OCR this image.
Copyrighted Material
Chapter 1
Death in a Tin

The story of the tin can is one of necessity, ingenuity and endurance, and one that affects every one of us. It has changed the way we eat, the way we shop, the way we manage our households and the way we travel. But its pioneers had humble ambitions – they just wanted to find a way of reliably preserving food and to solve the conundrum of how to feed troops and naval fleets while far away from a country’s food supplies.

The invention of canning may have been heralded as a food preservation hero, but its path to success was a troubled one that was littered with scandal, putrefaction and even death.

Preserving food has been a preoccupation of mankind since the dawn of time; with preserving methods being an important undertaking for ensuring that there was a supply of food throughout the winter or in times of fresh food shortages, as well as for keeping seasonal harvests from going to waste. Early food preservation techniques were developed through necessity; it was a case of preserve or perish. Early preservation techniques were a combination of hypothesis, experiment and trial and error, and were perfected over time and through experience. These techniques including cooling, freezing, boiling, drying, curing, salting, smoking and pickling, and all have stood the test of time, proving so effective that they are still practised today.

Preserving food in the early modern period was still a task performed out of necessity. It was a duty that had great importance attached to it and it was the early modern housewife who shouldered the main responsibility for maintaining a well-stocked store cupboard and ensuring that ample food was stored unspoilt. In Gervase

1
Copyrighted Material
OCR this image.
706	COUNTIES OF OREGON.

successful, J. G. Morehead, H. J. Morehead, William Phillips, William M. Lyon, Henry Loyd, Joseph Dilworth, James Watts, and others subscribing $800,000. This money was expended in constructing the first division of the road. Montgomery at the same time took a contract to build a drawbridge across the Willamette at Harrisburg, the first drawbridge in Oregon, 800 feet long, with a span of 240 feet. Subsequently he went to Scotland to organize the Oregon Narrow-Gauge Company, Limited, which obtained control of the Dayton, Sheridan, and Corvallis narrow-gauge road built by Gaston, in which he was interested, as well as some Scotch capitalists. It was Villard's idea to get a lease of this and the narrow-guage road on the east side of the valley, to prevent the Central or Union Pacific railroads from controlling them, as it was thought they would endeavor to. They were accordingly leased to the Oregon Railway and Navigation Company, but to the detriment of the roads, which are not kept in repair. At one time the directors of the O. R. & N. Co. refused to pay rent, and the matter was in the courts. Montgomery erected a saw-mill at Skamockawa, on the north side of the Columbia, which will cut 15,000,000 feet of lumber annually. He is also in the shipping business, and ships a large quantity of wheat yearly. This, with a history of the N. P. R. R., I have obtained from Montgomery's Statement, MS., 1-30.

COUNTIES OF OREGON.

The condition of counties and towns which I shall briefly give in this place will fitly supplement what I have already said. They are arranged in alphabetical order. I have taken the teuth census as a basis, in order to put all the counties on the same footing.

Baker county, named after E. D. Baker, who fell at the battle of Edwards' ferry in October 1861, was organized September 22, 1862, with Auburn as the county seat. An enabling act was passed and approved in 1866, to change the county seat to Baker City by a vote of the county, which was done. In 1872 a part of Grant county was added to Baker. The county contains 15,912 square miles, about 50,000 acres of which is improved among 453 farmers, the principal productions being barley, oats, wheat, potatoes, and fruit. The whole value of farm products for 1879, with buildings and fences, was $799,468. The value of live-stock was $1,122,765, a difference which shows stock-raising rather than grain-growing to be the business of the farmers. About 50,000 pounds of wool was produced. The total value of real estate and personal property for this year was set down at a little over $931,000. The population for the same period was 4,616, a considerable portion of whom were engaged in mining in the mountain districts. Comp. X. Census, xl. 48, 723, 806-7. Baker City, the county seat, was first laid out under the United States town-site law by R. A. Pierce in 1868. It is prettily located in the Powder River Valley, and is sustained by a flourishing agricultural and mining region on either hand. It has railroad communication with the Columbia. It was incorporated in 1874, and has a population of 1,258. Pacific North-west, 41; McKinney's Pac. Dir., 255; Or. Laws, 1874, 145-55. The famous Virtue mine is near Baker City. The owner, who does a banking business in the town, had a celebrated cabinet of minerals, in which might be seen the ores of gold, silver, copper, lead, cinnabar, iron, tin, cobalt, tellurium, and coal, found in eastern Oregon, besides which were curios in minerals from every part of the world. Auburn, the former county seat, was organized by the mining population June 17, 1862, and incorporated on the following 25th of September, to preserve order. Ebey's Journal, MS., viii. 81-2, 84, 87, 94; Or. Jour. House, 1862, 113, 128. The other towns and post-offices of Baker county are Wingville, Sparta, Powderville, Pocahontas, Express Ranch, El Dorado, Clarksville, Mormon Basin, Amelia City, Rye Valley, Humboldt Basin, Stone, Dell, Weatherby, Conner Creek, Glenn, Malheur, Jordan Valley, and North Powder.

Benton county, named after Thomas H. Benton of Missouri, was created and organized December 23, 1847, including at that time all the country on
■ ■ ■
- _TASK TO CARRY OUT_: Faithfully reproduce all of the records, character for character.

- _WRITTEN REPLY_:
OCR this image.
Copyrighted Material
Chapter 1
Death in a Tin

The story of the tin can is one of necessity, ingenuity and endurance, and one that affects every one of us. It has changed the way we eat, the way we shop, the way we manage our households and the way we travel. But its pioneers had humble ambitions – they just wanted to find a way of reliably preserving food and to solve the conundrum of how to feed troops and naval fleets while far away from a country’s food supplies.

The invention of canning may have been heralded as a food preservation hero, but its path to success was a troubled one that was littered with scandal, putrefaction and even death.

Preserving food has been a preoccupation of mankind since the dawn of time; with preserving methods being an important undertaking for ensuring that there was a supply of food throughout the winter or in times of fresh food shortages, as well as for keeping seasonal harvests from going to waste. Early food preservation techniques were developed through necessity; it was a case of preserve or perish. Early preservation techniques were a combination of hypothesis, experiment and trial and error, and were perfected over time and through experience. These techniques including cooling, freezing, boiling, drying, curing, salting, smoking and pickling, and all have stood the test of time, proving so effective that they are still practised today.

Preserving food in the early modern period was still a task performed out of necessity. It was a duty that had great importance attached to it and it was the early modern housewife who shouldered the main responsibility for maintaining a well-stocked store cupboard and ensuring that ample food was stored unspoilt. In Gervase

1
Copyrighted Material
OCR this image.
706	COUNTIES OF OREGON.

successful, J. G. Morehead, H. J. Morehead, William Phillips, William M. Lyon, Henry Loyd, Joseph Dilworth, James Watts, and others subscribing $800,000. This money was expended in constructing the first division of the road. Montgomery at the same time took a contract to build a drawbridge across the Willamette at Harrisburg, the first drawbridge in Oregon, 800 feet long, with a span of 240 feet. Subsequently he went to Scotland to organize the Oregon Narrow-Gauge Company, Limited, which obtained control of the Dayton, Sheridan, and Corvallis narrow-gauge road built by Gaston, in which he was interested, as well as some Scotch capitalists. It was Villard's idea to get a lease of this and the narrow-guage road on the east side of the valley, to prevent the Central or Union Pacific railroads from controlling them, as it was thought they would endeavor to. They were accordingly leased to the Oregon Railway and Navigation Company, but to the detriment of the roads, which are not kept in repair. At one time the directors of the O. R. & N. Co. refused to pay rent, and the matter was in the courts. Montgomery erected a saw-mill at Skamockawa, on the north side of the Columbia, which will cut 15,000,000 feet of lumber annually. He is also in the shipping business, and ships a large quantity of wheat yearly. This, with a history of the N. P. R. R., I have obtained from Montgomery's Statement, MS., 1-30.

COUNTIES OF OREGON.

The condition of counties and towns which I shall briefly give in this place will fitly supplement what I have already said. They are arranged in alphabetical order. I have taken the teuth census as a basis, in order to put all the counties on the same footing.

Baker county, named after E. D. Baker, who fell at the battle of Edwards' ferry in October 1861, was organized September 22, 1862, with Auburn as the county seat. An enabling act was passed and approved in 1866, to change the county seat to Baker City by a vote of the county, which was done. In 1872 a part of Grant county was added to Baker. The county contains 15,912 square miles, about 50,000 acres of which is improved among 453 farmers, the principal productions being barley, oats, wheat, potatoes, and fruit. The whole value of farm products for 1879, with buildings and fences, was $799,468. The value of live-stock was $1,122,765, a difference which shows stock-raising rather than grain-growing to be the business of the farmers. About 50,000 pounds of wool was produced. The total value of real estate and personal property for this year was set down at a little over $931,000. The population for the same period was 4,616, a considerable portion of whom were engaged in mining in the mountain districts. Comp. X. Census, xl. 48, 723, 806-7. Baker City, the county seat, was first laid out under the United States town-site law by R. A. Pierce in 1868. It is prettily located in the Powder River Valley, and is sustained by a flourishing agricultural and mining region on either hand. It has railroad communication with the Columbia. It was incorporated in 1874, and has a population of 1,258. Pacific North-west, 41; McKinney's Pac. Dir., 255; Or. Laws, 1874, 145-55. The famous Virtue mine is near Baker City. The owner, who does a banking business in the town, had a celebrated cabinet of minerals, in which might be seen the ores of gold, silver, copper, lead, cinnabar, iron, tin, cobalt, tellurium, and coal, found in eastern Oregon, besides which were curios in minerals from every part of the world. Auburn, the former county seat, was organized by the mining population June 17, 1862, and incorporated on the following 25th of September, to preserve order. Ebey's Journal, MS., viii. 81-2, 84, 87, 94; Or. Jour. House, 1862, 113, 128. The other towns and post-offices of Baker county are Wingville, Sparta, Powderville, Pocahontas, Express Ranch, El Dorado, Clarksville, Mormon Basin, Amelia City, Rye Valley, Humboldt Basin, Stone, Dell, Weatherby, Conner Creek, Glenn, Malheur, Jordan Valley, and North Powder.

Benton county, named after Thomas H. Benton of Missouri, was created and organized December 23, 1847, including at that time all the country on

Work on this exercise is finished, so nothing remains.